Source material:
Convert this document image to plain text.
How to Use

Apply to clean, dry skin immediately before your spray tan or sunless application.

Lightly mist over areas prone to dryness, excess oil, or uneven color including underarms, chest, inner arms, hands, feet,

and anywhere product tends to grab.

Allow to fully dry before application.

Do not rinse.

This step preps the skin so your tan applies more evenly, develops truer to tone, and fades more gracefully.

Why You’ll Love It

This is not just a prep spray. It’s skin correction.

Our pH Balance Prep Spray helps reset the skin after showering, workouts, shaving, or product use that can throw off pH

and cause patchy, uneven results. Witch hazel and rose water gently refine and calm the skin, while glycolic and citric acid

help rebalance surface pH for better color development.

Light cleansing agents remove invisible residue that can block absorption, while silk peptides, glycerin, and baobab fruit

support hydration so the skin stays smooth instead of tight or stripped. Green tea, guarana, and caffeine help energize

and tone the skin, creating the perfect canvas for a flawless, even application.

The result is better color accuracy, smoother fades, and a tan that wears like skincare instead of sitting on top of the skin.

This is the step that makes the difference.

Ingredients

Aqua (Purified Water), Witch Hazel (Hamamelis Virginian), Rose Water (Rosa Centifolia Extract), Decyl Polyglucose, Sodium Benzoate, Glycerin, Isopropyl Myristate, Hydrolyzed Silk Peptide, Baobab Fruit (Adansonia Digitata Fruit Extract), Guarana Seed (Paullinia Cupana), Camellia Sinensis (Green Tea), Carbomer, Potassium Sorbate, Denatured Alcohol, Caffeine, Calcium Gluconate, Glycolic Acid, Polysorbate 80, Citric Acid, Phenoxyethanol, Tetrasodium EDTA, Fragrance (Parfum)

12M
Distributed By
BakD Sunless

Aim of the exercise: Your answer should contain every entry, transcribed exactly.

Task response:
Convert this document image to plain text.
How to Use

Apply to clean, dry skin immediately before your spray tan or sunless application.

Lightly mist over areas prone to dryness, excess oil, or uneven color including underarms, chest, inner arms, hands, feet,

and anywhere product tends to grab.

Allow to fully dry before application.

Do not rinse.

This step preps the skin so your tan applies more evenly, develops truer to tone, and fades more gracefully.

Why You’ll Love It

This is not just a prep spray. It’s skin correction.

Our pH Balance Prep Spray helps reset the skin after showering, workouts, shaving, or product use that can throw off pH

and cause patchy, uneven results. Witch hazel and rose water gently refine and calm the skin, while glycolic and citric acid

help rebalance surface pH for better color development.

Light cleansing agents remove invisible residue that can block absorption, while silk peptides, glycerin, and baobab fruit

support hydration so the skin stays smooth instead of tight or stripped. Green tea, guarana, and caffeine help energize

and tone the skin, creating the perfect canvas for a flawless, even application.

The result is better color accuracy, smoother fades, and a tan that wears like skincare instead of sitting on top of the skin.

This is the step that makes the difference.

Ingredients

Aqua (Purified Water), Witch Hazel (Hamamelis Virginian), Rose Water (Rosa Centifolia Extract), Decyl Polyglucose, Sodium Benzoate, Glycerin, Isopropyl Myristate, Hydrolyzed Silk Peptide, Baobab Fruit (Adansonia Digitata Fruit Extract), Guarana Seed (Paullinia Cupana), Camellia Sinensis (Green Tea), Carbomer, Potassium Sorbate, Denatured Alcohol, Caffeine, Calcium Gluconate, Glycolic Acid, Polysorbate 80, Citric Acid, Phenoxyethanol, Tetrasodium EDTA, Fragrance (Parfum)

12M
Distributed By
BakD Sunless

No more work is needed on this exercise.